— start Given records —
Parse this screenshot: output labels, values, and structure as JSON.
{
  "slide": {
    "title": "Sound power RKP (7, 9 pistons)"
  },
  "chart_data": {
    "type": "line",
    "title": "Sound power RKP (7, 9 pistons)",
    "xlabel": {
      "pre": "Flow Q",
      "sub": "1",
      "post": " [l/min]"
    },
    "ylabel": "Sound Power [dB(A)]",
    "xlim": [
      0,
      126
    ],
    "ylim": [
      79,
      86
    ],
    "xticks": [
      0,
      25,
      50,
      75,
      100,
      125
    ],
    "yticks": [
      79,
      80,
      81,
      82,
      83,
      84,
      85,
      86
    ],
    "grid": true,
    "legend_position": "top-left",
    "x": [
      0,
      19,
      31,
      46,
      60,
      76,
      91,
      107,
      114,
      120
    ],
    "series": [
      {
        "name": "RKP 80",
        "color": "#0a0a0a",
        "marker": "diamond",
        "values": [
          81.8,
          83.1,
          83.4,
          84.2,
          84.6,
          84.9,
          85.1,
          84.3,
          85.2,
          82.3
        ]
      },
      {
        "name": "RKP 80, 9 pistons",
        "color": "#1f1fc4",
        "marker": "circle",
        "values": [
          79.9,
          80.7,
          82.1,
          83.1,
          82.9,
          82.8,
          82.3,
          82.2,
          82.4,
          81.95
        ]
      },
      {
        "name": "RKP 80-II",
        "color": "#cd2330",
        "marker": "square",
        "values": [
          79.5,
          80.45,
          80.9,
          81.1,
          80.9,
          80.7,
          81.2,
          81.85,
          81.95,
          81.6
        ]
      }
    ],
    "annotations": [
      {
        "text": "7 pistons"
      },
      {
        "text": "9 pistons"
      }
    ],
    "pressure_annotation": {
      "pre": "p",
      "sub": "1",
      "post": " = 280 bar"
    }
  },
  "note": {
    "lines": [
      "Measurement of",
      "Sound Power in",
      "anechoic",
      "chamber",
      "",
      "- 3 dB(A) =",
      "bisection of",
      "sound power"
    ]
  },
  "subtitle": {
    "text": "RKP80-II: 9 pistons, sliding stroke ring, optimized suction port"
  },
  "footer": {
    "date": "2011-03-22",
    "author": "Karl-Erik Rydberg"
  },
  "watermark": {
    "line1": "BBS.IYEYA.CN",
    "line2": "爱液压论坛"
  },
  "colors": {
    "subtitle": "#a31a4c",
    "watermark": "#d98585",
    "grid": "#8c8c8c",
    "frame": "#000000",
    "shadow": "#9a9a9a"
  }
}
— end Given records —
## To be done:
Every line above should be printed again exactly as it stands.

## The result:
Parse this screenshot: output labels, values, and structure as JSON.
{
  "slide": {
    "title": "Sound power RKP (7, 9 pistons)"
  },
  "chart_data": {
    "type": "line",
    "title": "Sound power RKP (7, 9 pistons)",
    "xlabel": {
      "pre": "Flow Q",
      "sub": "1",
      "post": " [l/min]"
    },
    "ylabel": "Sound Power [dB(A)]",
    "xlim": [
      0,
      126
    ],
    "ylim": [
      79,
      86
    ],
    "xticks": [
      0,
      25,
      50,
      75,
      100,
      125
    ],
    "yticks": [
      79,
      80,
      81,
      82,
      83,
      84,
      85,
      86
    ],
    "grid": true,
    "legend_position": "top-left",
    "x": [
      0,
      19,
      31,
      46,
      60,
      76,
      91,
      107,
      114,
      120
    ],
    "series": [
      {
        "name": "RKP 80",
        "color": "#0a0a0a",
        "marker": "diamond",
        "values": [
          81.8,
          83.1,
          83.4,
          84.2,
          84.6,
          84.9,
          85.1,
          84.3,
          85.2,
          82.3
        ]
      },
      {
        "name": "RKP 80, 9 pistons",
        "color": "#1f1fc4",
        "marker": "circle",
        "values": [
          79.9,
          80.7,
          82.1,
          83.1,
          82.9,
          82.8,
          82.3,
          82.2,
          82.4,
          81.95
        ]
      },
      {
        "name": "RKP 80-II",
        "color": "#cd2330",
        "marker": "square",
        "values": [
          79.5,
          80.45,
          80.9,
          81.1,
          80.9,
          80.7,
          81.2,
          81.85,
          81.95,
          81.6
        ]
      }
    ],
    "annotations": [
      {
        "text": "7 pistons"
      },
      {
        "text": "9 pistons"
      }
    ],
    "pressure_annotation": {
      "pre": "p",
      "sub": "1",
      "post": " = 280 bar"
    }
  },
  "note": {
    "lines": [
      "Measurement of",
      "Sound Power in",
      "anechoic",
      "chamber",
      "",
      "- 3 dB(A) =",
      "bisection of",
      "sound power"
    ]
  },
  "subtitle": {
    "text": "RKP80-II: 9 pistons, sliding stroke ring, optimized suction port"
  },
  "footer": {
    "date": "2011-03-22",
    "author": "Karl-Erik Rydberg"
  },
  "watermark": {
    "line1": "BBS.IYEYA.CN",
    "line2": "爱液压论坛"
  },
  "colors": {
    "subtitle": "#a31a4c",
    "watermark": "#d98585",
    "grid": "#8c8c8c",
    "frame": "#000000",
    "shadow": "#9a9a9a"
  }
}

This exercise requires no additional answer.